PROBLEM DETAILS
Word for word, restate every line of the material.

(Items from a dataset)
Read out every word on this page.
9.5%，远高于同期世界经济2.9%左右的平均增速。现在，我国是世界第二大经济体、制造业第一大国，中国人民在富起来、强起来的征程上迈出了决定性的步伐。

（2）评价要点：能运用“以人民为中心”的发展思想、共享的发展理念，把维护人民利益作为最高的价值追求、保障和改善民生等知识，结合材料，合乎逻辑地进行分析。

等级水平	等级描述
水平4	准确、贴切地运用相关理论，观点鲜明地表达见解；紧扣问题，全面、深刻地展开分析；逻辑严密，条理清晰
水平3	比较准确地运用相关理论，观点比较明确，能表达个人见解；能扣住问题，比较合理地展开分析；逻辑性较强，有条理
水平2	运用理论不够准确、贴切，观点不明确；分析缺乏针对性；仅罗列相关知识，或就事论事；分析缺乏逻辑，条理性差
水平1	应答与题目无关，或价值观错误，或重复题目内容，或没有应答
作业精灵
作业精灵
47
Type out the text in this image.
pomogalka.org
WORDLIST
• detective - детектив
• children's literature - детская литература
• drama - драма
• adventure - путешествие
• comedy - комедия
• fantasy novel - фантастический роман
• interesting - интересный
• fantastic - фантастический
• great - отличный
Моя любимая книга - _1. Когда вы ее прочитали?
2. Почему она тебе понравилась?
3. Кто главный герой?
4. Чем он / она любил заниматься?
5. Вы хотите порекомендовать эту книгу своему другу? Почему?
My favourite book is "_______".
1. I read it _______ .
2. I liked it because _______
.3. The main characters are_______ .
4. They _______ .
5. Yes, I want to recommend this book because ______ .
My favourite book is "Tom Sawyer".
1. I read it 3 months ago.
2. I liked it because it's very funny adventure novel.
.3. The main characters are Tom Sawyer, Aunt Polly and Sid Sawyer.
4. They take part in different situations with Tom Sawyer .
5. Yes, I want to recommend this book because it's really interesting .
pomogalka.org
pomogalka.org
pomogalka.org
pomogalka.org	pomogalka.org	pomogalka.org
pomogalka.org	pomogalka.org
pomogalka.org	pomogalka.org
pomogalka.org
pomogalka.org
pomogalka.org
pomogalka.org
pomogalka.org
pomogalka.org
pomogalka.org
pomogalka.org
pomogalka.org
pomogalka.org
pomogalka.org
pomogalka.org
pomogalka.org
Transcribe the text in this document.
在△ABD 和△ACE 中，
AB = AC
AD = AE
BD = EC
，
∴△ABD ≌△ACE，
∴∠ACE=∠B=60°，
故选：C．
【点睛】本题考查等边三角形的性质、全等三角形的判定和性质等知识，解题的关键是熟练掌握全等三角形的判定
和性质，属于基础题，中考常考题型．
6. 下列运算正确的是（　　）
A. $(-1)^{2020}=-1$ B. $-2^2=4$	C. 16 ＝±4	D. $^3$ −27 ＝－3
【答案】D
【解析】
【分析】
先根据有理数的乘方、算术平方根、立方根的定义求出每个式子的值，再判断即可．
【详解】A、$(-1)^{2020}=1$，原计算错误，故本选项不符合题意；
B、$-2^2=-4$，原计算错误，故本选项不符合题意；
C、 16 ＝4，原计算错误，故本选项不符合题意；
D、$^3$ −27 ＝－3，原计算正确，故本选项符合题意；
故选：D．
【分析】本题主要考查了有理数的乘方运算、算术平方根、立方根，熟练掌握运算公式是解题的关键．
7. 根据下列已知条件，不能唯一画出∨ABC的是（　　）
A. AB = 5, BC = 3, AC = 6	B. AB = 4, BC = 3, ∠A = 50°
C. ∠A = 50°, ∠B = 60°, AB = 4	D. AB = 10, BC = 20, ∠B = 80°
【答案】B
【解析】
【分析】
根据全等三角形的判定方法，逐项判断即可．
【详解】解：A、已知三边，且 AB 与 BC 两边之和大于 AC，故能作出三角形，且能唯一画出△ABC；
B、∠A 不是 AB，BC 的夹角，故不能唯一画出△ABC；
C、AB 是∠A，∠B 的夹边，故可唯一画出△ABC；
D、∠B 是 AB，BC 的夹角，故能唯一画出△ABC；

ANSWER TO THIS EXERCISE
Read out every word on this page.
9.5%，远高于同期世界经济2.9%左右的平均增速。现在，我国是世界第二大经济体、制造业第一大国，中国人民在富起来、强起来的征程上迈出了决定性的步伐。

（2）评价要点：能运用“以人民为中心”的发展思想、共享的发展理念，把维护人民利益作为最高的价值追求、保障和改善民生等知识，结合材料，合乎逻辑地进行分析。

等级水平	等级描述
水平4	准确、贴切地运用相关理论，观点鲜明地表达见解；紧扣问题，全面、深刻地展开分析；逻辑严密，条理清晰
水平3	比较准确地运用相关理论，观点比较明确，能表达个人见解；能扣住问题，比较合理地展开分析；逻辑性较强，有条理
水平2	运用理论不够准确、贴切，观点不明确；分析缺乏针对性；仅罗列相关知识，或就事论事；分析缺乏逻辑，条理性差
水平1	应答与题目无关，或价值观错误，或重复题目内容，或没有应答
作业精灵
作业精灵
47
Type out the text in this image.
pomogalka.org
WORDLIST
• detective - детектив
• children's literature - детская литература
• drama - драма
• adventure - путешествие
• comedy - комедия
• fantasy novel - фантастический роман
• interesting - интересный
• fantastic - фантастический
• great - отличный
Моя любимая книга - _1. Когда вы ее прочитали?
2. Почему она тебе понравилась?
3. Кто главный герой?
4. Чем он / она любил заниматься?
5. Вы хотите порекомендовать эту книгу своему другу? Почему?
My favourite book is "_______".
1. I read it _______ .
2. I liked it because _______
.3. The main characters are_______ .
4. They _______ .
5. Yes, I want to recommend this book because ______ .
My favourite book is "Tom Sawyer".
1. I read it 3 months ago.
2. I liked it because it's very funny adventure novel.
.3. The main characters are Tom Sawyer, Aunt Polly and Sid Sawyer.
4. They take part in different situations with Tom Sawyer .
5. Yes, I want to recommend this book because it's really interesting .
pomogalka.org
pomogalka.org
pomogalka.org
pomogalka.org	pomogalka.org	pomogalka.org
pomogalka.org	pomogalka.org
pomogalka.org	pomogalka.org
pomogalka.org
pomogalka.org
pomogalka.org
pomogalka.org
pomogalka.org
pomogalka.org
pomogalka.org
pomogalka.org
pomogalka.org
pomogalka.org
pomogalka.org
pomogalka.org
pomogalka.org
Transcribe the text in this document.
在△ABD 和△ACE 中，
AB = AC
AD = AE
BD = EC
，
∴△ABD ≌△ACE，
∴∠ACE=∠B=60°，
故选：C．
【点睛】本题考查等边三角形的性质、全等三角形的判定和性质等知识，解题的关键是熟练掌握全等三角形的判定
和性质，属于基础题，中考常考题型．
6. 下列运算正确的是（　　）
A. $(-1)^{2020}=-1$ B. $-2^2=4$	C. 16 ＝±4	D. $^3$ −27 ＝－3
【答案】D
【解析】
【分析】
先根据有理数的乘方、算术平方根、立方根的定义求出每个式子的值，再判断即可．
【详解】A、$(-1)^{2020}=1$，原计算错误，故本选项不符合题意；
B、$-2^2=-4$，原计算错误，故本选项不符合题意；
C、 16 ＝4，原计算错误，故本选项不符合题意；
D、$^3$ −27 ＝－3，原计算正确，故本选项符合题意；
故选：D．
【分析】本题主要考查了有理数的乘方运算、算术平方根、立方根，熟练掌握运算公式是解题的关键．
7. 根据下列已知条件，不能唯一画出∨ABC的是（　　）
A. AB = 5, BC = 3, AC = 6	B. AB = 4, BC = 3, ∠A = 50°
C. ∠A = 50°, ∠B = 60°, AB = 4	D. AB = 10, BC = 20, ∠B = 80°
【答案】B
【解析】
【分析】
根据全等三角形的判定方法，逐项判断即可．
【详解】解：A、已知三边，且 AB 与 BC 两边之和大于 AC，故能作出三角形，且能唯一画出△ABC；
B、∠A 不是 AB，BC 的夹角，故不能唯一画出△ABC；
C、AB 是∠A，∠B 的夹边，故可唯一画出△ABC；
D、∠B 是 AB，BC 的夹角，故能唯一画出△ABC；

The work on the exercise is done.